*Written task*.
In the data below, find every line with the string "title" and pull it out.

(Structured figure records)

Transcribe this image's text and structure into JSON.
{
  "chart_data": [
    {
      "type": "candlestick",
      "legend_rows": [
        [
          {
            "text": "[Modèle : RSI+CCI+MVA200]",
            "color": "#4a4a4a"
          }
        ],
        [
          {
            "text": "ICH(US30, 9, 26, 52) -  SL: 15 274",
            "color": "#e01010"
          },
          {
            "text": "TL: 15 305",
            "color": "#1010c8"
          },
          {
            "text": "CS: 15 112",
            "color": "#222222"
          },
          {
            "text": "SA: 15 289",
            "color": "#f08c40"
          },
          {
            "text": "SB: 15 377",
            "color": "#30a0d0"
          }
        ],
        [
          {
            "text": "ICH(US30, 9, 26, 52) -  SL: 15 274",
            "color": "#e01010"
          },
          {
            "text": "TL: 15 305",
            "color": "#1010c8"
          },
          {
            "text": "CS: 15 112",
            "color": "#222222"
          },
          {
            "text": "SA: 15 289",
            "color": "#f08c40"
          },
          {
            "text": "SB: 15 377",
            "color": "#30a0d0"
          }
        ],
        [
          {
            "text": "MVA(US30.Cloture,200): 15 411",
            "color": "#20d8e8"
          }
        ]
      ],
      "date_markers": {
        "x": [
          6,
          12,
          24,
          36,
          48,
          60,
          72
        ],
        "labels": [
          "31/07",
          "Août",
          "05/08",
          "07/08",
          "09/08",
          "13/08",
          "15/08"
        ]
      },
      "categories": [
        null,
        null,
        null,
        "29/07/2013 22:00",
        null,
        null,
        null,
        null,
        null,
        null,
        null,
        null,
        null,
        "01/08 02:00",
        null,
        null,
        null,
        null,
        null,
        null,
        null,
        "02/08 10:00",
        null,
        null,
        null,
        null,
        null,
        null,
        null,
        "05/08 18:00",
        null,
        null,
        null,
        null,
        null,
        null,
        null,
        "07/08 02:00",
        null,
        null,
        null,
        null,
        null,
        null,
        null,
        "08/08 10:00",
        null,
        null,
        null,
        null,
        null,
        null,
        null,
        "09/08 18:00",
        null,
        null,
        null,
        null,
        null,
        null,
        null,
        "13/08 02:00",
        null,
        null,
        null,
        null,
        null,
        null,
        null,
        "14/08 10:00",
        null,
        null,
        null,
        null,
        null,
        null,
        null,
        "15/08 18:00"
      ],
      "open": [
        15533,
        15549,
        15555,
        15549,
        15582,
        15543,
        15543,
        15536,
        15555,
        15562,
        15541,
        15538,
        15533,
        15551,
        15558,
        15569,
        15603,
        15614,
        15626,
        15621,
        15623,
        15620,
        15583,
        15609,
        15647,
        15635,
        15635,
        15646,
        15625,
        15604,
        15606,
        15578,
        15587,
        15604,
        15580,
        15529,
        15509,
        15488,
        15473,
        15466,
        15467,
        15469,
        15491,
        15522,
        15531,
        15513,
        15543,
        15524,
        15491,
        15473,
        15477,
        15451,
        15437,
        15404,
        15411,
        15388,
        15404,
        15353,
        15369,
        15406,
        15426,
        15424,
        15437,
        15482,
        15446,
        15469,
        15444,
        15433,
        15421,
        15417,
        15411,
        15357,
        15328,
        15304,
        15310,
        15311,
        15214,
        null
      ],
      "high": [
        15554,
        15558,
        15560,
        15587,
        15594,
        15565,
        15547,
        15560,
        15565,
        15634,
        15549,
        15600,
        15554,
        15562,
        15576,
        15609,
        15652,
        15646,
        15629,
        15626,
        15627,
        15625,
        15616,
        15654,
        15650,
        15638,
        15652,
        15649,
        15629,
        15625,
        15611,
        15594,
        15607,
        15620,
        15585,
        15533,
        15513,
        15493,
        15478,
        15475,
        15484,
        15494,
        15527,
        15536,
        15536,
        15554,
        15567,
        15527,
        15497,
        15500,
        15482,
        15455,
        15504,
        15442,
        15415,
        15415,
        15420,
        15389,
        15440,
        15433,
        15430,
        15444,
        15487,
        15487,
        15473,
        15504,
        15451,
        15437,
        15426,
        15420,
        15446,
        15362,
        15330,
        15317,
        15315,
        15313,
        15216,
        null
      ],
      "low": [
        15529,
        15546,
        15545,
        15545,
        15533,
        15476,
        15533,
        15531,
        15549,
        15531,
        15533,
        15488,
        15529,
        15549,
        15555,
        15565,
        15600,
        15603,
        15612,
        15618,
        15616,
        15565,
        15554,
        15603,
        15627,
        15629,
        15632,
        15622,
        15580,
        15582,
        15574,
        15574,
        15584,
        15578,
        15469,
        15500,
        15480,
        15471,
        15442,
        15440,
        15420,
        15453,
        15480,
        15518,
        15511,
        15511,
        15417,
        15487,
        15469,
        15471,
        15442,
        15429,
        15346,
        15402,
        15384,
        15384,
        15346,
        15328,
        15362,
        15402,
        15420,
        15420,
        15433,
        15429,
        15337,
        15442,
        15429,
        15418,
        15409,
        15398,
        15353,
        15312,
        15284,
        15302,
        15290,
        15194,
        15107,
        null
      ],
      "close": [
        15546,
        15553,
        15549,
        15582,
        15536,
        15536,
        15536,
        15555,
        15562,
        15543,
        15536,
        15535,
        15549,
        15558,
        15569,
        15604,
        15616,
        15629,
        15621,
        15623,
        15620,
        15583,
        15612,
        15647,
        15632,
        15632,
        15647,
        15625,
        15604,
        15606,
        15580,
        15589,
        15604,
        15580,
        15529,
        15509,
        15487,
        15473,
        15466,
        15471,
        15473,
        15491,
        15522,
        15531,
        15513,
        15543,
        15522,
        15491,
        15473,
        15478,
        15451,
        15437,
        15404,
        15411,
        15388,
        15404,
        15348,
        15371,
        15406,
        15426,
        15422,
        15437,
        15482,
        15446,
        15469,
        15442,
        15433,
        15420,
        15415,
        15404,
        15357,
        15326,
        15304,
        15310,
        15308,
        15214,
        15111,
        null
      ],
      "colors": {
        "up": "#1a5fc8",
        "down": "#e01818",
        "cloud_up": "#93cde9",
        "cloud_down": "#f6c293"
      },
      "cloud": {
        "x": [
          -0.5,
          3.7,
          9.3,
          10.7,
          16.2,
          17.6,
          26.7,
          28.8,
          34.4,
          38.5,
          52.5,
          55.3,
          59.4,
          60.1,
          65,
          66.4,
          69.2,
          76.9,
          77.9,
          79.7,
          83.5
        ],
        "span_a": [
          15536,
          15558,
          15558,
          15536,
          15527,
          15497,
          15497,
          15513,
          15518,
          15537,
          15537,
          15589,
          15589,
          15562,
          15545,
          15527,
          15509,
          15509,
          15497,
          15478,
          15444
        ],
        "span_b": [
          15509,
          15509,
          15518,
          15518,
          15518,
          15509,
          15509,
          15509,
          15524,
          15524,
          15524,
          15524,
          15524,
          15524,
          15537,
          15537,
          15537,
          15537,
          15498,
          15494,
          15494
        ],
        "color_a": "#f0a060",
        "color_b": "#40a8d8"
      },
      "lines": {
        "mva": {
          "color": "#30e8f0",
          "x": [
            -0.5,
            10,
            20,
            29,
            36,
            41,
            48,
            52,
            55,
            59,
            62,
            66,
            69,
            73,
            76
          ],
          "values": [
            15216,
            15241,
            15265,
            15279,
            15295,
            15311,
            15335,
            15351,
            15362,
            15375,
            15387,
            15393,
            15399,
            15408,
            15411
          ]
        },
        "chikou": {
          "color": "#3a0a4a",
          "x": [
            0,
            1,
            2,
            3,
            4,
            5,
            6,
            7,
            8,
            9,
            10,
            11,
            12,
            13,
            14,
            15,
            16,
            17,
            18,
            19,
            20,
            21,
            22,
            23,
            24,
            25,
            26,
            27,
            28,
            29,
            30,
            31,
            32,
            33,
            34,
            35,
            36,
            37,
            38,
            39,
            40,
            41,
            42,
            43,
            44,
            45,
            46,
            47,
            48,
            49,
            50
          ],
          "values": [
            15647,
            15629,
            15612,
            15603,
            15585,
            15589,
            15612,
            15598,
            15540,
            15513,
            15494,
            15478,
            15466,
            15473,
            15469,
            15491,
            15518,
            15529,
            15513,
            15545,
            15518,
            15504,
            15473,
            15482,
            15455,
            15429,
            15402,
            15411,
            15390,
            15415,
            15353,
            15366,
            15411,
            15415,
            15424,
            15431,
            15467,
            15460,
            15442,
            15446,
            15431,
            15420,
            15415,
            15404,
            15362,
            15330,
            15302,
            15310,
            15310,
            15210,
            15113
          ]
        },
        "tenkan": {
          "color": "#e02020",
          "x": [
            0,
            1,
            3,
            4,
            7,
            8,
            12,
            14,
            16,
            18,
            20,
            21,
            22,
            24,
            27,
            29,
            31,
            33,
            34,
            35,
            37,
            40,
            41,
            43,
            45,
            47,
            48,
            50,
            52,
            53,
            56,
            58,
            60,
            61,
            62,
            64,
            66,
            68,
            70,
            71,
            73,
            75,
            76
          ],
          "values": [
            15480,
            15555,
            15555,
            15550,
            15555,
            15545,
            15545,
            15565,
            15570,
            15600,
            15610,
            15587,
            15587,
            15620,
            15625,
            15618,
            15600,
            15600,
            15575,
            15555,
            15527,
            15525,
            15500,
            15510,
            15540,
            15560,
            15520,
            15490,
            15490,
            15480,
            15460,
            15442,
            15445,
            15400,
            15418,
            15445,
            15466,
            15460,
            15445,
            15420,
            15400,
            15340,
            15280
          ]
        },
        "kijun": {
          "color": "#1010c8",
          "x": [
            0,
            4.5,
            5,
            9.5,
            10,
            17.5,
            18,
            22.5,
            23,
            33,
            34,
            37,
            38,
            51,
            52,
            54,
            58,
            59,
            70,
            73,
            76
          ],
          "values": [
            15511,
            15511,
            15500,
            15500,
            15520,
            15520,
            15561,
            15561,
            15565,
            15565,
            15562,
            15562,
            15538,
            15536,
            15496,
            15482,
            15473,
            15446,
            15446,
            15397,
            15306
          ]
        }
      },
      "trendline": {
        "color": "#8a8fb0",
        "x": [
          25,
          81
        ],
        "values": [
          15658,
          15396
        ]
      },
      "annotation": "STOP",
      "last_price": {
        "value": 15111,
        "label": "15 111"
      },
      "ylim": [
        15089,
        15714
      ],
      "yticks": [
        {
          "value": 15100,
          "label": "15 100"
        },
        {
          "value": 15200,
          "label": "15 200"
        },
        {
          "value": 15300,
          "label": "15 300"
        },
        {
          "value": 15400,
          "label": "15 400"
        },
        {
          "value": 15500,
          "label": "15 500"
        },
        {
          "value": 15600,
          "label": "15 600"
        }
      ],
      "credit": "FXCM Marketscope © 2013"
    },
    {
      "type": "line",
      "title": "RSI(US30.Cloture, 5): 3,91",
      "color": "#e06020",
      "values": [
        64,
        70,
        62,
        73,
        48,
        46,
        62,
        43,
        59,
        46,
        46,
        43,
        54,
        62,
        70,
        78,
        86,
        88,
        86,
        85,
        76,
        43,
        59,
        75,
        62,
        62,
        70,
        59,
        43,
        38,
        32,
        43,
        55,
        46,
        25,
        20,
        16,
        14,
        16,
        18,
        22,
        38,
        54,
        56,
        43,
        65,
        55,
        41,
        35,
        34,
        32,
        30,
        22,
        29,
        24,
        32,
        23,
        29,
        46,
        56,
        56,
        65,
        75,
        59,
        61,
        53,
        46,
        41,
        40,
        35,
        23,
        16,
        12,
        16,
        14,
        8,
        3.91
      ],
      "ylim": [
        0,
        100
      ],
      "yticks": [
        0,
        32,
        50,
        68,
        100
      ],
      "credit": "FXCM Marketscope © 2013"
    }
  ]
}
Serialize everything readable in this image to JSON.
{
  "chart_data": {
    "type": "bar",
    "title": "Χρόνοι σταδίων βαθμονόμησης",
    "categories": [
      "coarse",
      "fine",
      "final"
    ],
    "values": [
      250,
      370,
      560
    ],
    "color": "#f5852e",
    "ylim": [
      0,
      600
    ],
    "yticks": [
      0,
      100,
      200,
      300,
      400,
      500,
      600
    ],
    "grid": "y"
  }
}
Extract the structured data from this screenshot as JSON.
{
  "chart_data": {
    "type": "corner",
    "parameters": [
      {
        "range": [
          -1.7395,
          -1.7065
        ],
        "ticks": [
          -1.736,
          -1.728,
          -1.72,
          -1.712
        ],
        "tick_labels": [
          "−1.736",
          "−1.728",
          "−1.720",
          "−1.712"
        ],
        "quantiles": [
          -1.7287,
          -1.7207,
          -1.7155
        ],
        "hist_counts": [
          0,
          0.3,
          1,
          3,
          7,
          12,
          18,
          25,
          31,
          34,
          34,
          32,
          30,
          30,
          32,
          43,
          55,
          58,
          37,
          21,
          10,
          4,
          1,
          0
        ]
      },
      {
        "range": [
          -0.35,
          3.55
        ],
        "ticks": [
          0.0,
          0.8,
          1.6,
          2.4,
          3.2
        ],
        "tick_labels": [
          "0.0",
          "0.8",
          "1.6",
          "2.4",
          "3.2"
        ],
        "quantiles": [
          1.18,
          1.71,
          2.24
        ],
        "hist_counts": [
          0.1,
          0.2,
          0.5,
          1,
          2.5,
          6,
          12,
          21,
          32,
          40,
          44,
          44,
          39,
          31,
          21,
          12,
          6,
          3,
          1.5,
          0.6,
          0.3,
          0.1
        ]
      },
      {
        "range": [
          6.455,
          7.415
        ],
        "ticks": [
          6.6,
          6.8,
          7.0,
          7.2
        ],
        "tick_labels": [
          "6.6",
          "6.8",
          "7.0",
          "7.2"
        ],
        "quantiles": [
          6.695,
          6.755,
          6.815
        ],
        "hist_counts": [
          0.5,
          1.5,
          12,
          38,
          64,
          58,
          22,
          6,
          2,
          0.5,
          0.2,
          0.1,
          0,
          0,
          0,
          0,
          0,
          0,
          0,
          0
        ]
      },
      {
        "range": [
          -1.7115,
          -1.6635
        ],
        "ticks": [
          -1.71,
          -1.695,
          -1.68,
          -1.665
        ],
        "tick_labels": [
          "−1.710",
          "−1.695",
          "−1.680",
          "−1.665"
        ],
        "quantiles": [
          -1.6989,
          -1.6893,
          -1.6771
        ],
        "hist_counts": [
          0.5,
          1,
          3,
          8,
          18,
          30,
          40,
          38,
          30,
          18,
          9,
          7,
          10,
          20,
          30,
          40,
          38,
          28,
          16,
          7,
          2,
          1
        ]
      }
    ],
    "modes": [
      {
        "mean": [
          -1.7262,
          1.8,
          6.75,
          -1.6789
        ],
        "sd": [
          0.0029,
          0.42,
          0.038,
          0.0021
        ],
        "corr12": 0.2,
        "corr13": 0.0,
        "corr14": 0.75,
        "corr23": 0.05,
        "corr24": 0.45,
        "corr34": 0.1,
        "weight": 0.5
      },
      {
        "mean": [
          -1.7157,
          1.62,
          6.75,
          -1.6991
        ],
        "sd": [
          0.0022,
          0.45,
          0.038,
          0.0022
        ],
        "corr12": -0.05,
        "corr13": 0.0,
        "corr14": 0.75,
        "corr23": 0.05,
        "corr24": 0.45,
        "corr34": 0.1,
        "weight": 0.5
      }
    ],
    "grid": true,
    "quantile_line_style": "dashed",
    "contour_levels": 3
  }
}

*Solution for this task*.
      "title": "RSI(US30.Cloture, 5): 3,91",
    "title": "Χρόνοι σταδίων βαθμονόμησης",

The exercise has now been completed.